Stated exercise:
Go through the lines below and copy each one that holds the string "screenshot".

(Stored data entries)
● ● ● ●

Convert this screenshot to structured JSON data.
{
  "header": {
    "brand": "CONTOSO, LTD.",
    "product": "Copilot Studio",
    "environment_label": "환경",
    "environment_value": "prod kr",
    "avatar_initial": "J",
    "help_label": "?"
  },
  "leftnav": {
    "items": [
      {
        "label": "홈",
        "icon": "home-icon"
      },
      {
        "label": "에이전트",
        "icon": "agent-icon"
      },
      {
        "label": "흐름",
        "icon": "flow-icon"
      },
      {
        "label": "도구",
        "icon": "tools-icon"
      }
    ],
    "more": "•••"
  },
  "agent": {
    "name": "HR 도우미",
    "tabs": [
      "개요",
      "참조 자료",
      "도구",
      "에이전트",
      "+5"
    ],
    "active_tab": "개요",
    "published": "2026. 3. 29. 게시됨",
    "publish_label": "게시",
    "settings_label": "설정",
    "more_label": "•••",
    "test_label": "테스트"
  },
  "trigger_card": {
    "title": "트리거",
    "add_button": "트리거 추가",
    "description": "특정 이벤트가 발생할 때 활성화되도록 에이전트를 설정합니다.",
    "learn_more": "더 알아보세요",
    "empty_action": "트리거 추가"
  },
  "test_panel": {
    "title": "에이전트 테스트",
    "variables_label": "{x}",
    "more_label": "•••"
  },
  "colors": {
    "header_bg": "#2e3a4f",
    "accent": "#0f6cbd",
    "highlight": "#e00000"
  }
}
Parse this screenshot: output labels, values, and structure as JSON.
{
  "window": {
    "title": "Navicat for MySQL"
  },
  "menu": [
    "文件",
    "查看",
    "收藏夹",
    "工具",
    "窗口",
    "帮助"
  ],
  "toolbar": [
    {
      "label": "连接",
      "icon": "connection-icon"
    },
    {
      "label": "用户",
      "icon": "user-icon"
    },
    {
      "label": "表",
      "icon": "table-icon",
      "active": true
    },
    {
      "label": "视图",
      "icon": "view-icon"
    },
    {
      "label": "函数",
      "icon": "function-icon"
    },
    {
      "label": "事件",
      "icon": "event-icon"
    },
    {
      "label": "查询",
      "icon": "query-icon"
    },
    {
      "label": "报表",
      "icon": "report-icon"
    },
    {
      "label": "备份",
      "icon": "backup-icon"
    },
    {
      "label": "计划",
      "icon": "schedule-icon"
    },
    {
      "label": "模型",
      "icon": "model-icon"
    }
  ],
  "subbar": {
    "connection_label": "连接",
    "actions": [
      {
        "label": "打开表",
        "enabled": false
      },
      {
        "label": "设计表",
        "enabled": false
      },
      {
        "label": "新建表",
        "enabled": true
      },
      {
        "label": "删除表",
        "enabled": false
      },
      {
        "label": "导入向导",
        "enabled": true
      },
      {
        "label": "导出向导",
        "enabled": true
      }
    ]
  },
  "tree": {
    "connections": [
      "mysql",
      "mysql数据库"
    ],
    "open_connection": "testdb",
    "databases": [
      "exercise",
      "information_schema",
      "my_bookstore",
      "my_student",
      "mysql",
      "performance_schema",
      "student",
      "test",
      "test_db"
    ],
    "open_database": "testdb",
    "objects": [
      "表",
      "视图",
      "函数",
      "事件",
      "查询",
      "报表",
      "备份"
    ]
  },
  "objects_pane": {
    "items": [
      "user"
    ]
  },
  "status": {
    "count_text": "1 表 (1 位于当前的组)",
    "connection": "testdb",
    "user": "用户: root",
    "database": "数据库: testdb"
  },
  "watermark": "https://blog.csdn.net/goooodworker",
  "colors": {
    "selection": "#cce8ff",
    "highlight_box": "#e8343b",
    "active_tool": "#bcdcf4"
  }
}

● ● ● ●

Answer to the task:
Convert this screenshot to structured JSON data.
Parse this screenshot: output labels, values, and structure as JSON.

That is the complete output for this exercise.